● **Set problem**
From the line that has "Read all visible content and emit it as JSON." down to the final line of the listing below, transcribe every line exactly, and only those.

● **Records from a collection**

------------------------------------------------------------

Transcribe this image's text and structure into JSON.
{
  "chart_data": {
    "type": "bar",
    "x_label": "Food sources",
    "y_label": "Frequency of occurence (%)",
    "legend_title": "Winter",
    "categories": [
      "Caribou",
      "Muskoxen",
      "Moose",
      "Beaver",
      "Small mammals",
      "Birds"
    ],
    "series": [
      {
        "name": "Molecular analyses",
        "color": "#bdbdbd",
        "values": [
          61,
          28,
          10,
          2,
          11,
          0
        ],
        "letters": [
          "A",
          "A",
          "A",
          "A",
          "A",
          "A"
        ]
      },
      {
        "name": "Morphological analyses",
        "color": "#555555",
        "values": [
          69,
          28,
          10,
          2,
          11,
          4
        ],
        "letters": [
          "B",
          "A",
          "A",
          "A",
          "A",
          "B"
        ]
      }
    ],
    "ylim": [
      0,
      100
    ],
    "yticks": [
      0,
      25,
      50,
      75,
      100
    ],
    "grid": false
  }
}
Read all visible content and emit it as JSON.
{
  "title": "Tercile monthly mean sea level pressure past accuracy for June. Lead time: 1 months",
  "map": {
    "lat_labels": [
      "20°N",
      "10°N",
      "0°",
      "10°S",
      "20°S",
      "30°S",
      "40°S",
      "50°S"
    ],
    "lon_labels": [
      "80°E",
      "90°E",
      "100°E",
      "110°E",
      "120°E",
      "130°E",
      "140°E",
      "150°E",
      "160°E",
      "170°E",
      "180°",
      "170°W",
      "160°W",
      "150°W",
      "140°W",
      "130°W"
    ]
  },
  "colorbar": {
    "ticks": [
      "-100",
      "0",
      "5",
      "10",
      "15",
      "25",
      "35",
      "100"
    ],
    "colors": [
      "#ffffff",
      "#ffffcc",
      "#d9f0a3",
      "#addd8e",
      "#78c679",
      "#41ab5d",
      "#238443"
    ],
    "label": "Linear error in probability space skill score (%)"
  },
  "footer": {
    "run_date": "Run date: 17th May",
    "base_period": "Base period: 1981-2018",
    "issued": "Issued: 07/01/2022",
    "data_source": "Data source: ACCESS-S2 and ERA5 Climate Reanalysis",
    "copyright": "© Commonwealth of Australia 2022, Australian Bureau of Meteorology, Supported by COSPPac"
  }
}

------------------------------------------------------------

● **Result of this task**
Read all visible content and emit it as JSON.
{
  "title": "Tercile monthly mean sea level pressure past accuracy for June. Lead time: 1 months",
  "map": {
    "lat_labels": [
      "20°N",
      "10°N",
      "0°",
      "10°S",
      "20°S",
      "30°S",
      "40°S",
      "50°S"
    ],
    "lon_labels": [
      "80°E",
      "90°E",
      "100°E",
      "110°E",
      "120°E",
      "130°E",
      "140°E",
      "150°E",
      "160°E",
      "170°E",
      "180°",
      "170°W",
      "160°W",
      "150°W",
      "140°W",
      "130°W"
    ]
  },
  "colorbar": {
    "ticks": [
      "-100",
      "0",
      "5",
      "10",
      "15",
      "25",
      "35",
      "100"
    ],
    "colors": [
      "#ffffff",
      "#ffffcc",
      "#d9f0a3",
      "#addd8e",
      "#78c679",
      "#41ab5d",
      "#238443"
    ],
    "label": "Linear error in probability space skill score (%)"
  },
  "footer": {
    "run_date": "Run date: 17th May",
    "base_period": "Base period: 1981-2018",
    "issued": "Issued: 07/01/2022",
    "data_source": "Data source: ACCESS-S2 and ERA5 Climate Reanalysis",
    "copyright": "© Commonwealth of Australia 2022, Australian Bureau of Meteorology, Supported by COSPPac"
  }
}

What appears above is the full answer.